What you have to do |
Copy out the lines that have "surprised" in them.
= = =
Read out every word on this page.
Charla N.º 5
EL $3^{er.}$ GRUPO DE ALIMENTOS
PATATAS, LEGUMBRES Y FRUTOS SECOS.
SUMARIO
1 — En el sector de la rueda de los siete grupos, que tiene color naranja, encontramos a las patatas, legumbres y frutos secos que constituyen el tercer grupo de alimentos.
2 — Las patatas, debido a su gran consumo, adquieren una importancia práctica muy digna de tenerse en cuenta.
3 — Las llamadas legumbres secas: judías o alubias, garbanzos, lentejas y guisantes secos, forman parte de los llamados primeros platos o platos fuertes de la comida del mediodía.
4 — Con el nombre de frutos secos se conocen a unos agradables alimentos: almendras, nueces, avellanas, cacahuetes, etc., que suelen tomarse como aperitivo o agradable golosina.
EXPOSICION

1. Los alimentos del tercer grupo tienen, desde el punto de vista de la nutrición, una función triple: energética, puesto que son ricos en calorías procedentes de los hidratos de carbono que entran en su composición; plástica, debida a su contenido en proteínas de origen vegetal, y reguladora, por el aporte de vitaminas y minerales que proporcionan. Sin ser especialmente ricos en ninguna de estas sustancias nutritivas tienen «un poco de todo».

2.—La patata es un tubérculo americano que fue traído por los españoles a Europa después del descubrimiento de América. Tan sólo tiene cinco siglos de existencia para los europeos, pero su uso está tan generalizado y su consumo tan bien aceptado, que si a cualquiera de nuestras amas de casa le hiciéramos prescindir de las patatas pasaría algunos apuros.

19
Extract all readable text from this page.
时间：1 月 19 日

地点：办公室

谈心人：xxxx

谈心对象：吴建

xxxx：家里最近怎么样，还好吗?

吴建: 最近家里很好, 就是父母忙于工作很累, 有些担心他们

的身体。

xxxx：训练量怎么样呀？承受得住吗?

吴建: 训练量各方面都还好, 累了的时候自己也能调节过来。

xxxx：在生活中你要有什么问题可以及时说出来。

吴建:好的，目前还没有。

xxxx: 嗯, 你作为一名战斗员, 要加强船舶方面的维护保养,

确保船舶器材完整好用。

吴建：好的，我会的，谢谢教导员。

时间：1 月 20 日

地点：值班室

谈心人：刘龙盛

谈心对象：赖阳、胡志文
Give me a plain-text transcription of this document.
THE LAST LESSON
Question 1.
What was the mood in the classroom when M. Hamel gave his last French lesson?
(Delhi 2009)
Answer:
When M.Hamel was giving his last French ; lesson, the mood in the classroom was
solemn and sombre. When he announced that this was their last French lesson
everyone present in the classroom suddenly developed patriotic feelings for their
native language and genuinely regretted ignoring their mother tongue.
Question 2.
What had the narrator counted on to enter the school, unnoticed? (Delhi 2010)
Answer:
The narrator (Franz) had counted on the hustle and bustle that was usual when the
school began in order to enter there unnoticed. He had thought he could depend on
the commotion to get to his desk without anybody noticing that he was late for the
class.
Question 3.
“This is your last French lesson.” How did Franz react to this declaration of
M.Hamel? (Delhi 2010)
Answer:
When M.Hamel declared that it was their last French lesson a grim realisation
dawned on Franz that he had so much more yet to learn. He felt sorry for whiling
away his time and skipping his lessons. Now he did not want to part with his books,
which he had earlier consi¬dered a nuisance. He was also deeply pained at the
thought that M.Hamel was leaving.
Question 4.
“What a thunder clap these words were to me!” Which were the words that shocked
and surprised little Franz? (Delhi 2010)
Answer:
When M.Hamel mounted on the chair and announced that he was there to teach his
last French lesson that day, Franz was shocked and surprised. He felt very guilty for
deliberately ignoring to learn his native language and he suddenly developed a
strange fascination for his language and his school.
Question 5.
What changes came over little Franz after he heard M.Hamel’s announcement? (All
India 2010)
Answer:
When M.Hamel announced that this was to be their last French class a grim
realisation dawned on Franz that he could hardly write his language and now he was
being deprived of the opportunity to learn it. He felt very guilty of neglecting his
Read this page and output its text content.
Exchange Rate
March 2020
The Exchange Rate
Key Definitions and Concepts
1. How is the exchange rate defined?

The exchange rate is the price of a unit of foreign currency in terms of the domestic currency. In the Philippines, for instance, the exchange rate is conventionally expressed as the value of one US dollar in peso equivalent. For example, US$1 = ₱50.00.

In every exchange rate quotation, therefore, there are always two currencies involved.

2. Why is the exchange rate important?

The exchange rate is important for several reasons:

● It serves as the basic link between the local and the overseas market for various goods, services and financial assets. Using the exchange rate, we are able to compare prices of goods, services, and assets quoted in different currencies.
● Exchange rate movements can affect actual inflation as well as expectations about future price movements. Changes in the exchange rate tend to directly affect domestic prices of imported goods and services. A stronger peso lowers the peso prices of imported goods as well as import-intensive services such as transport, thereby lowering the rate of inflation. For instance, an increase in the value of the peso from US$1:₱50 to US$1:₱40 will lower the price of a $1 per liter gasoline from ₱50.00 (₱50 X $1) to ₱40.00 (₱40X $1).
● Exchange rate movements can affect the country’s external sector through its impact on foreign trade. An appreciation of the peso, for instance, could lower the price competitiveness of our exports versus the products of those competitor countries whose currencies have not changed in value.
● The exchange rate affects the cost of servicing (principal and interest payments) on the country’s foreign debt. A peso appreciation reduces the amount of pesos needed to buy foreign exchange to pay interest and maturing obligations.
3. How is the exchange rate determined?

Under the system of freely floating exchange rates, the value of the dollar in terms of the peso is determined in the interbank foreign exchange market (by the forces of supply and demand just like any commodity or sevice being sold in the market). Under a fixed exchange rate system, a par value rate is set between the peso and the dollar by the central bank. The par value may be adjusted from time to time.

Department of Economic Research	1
= = =
Response to the exercise |
and surprised little Franz? (Delhi 2010)
last French lesson that day, Franz was shocked and surprised. He felt very guilty for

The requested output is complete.